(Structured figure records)
— BEGIN —

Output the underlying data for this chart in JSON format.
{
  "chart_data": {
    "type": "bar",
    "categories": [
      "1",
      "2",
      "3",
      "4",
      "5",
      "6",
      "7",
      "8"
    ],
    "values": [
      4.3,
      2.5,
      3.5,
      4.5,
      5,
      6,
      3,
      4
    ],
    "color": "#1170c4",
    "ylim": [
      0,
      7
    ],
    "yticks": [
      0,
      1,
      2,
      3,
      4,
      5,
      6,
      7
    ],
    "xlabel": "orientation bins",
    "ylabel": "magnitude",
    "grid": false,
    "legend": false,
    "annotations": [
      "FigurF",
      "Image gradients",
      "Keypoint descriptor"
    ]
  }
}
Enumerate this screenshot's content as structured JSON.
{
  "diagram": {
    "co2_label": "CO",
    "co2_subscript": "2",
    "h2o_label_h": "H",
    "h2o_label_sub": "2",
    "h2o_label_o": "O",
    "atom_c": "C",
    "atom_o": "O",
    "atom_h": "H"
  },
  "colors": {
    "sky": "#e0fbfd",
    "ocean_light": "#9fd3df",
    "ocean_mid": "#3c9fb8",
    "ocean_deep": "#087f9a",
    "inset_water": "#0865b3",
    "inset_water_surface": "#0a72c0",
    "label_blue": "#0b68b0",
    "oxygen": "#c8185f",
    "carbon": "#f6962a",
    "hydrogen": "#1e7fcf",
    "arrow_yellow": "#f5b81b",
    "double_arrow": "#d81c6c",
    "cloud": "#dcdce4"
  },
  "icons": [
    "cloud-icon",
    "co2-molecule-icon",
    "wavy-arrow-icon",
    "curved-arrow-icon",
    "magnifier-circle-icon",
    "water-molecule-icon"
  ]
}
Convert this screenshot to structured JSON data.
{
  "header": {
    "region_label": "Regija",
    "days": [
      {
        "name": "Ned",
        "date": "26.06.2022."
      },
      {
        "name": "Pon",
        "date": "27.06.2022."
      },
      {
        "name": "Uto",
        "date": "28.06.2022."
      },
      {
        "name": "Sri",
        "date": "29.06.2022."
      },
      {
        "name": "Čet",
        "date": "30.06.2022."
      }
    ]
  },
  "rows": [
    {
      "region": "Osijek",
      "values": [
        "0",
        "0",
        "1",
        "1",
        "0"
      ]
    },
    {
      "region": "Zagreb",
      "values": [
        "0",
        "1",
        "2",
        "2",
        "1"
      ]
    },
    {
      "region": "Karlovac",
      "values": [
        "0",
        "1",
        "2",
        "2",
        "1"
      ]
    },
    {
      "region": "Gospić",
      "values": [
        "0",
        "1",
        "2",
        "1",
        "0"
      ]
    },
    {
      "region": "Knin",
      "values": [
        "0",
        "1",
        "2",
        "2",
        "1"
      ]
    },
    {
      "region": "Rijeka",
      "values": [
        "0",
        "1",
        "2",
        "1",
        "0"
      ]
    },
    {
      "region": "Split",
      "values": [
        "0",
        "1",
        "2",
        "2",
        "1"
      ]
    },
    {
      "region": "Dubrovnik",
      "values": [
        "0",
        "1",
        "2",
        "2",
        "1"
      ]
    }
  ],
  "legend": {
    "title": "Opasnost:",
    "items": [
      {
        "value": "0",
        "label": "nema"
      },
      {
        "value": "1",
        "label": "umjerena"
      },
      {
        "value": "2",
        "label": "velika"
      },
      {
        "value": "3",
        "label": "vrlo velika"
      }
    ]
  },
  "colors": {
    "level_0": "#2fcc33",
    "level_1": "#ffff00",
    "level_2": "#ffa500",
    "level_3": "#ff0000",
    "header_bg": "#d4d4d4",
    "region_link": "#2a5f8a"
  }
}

— END —

• _EXERCISE PROMPT_: Give the complete listing a second time, exactly as it reads.

• _EXERCISE OUTPUT_:
Output the underlying data for this chart in JSON format.
{
  "chart_data": {
    "type": "bar",
    "categories": [
      "1",
      "2",
      "3",
      "4",
      "5",
      "6",
      "7",
      "8"
    ],
    "values": [
      4.3,
      2.5,
      3.5,
      4.5,
      5,
      6,
      3,
      4
    ],
    "color": "#1170c4",
    "ylim": [
      0,
      7
    ],
    "yticks": [
      0,
      1,
      2,
      3,
      4,
      5,
      6,
      7
    ],
    "xlabel": "orientation bins",
    "ylabel": "magnitude",
    "grid": false,
    "legend": false,
    "annotations": [
      "FigurF",
      "Image gradients",
      "Keypoint descriptor"
    ]
  }
}
Enumerate this screenshot's content as structured JSON.
{
  "diagram": {
    "co2_label": "CO",
    "co2_subscript": "2",
    "h2o_label_h": "H",
    "h2o_label_sub": "2",
    "h2o_label_o": "O",
    "atom_c": "C",
    "atom_o": "O",
    "atom_h": "H"
  },
  "colors": {
    "sky": "#e0fbfd",
    "ocean_light": "#9fd3df",
    "ocean_mid": "#3c9fb8",
    "ocean_deep": "#087f9a",
    "inset_water": "#0865b3",
    "inset_water_surface": "#0a72c0",
    "label_blue": "#0b68b0",
    "oxygen": "#c8185f",
    "carbon": "#f6962a",
    "hydrogen": "#1e7fcf",
    "arrow_yellow": "#f5b81b",
    "double_arrow": "#d81c6c",
    "cloud": "#dcdce4"
  },
  "icons": [
    "cloud-icon",
    "co2-molecule-icon",
    "wavy-arrow-icon",
    "curved-arrow-icon",
    "magnifier-circle-icon",
    "water-molecule-icon"
  ]
}
Convert this screenshot to structured JSON data.
{
  "header": {
    "region_label": "Regija",
    "days": [
      {
        "name": "Ned",
        "date": "26.06.2022."
      },
      {
        "name": "Pon",
        "date": "27.06.2022."
      },
      {
        "name": "Uto",
        "date": "28.06.2022."
      },
      {
        "name": "Sri",
        "date": "29.06.2022."
      },
      {
        "name": "Čet",
        "date": "30.06.2022."
      }
    ]
  },
  "rows": [
    {
      "region": "Osijek",
      "values": [
        "0",
        "0",
        "1",
        "1",
        "0"
      ]
    },
    {
      "region": "Zagreb",
      "values": [
        "0",
        "1",
        "2",
        "2",
        "1"
      ]
    },
    {
      "region": "Karlovac",
      "values": [
        "0",
        "1",
        "2",
        "2",
        "1"
      ]
    },
    {
      "region": "Gospić",
      "values": [
        "0",
        "1",
        "2",
        "1",
        "0"
      ]
    },
    {
      "region": "Knin",
      "values": [
        "0",
        "1",
        "2",
        "2",
        "1"
      ]
    },
    {
      "region": "Rijeka",
      "values": [
        "0",
        "1",
        "2",
        "1",
        "0"
      ]
    },
    {
      "region": "Split",
      "values": [
        "0",
        "1",
        "2",
        "2",
        "1"
      ]
    },
    {
      "region": "Dubrovnik",
      "values": [
        "0",
        "1",
        "2",
        "2",
        "1"
      ]
    }
  ],
  "legend": {
    "title": "Opasnost:",
    "items": [
      {
        "value": "0",
        "label": "nema"
      },
      {
        "value": "1",
        "label": "umjerena"
      },
      {
        "value": "2",
        "label": "velika"
      },
      {
        "value": "3",
        "label": "vrlo velika"
      }
    ]
  },
  "colors": {
    "level_0": "#2fcc33",
    "level_1": "#ffff00",
    "level_2": "#ffa500",
    "level_3": "#ff0000",
    "header_bg": "#d4d4d4",
    "region_link": "#2a5f8a"
  }
}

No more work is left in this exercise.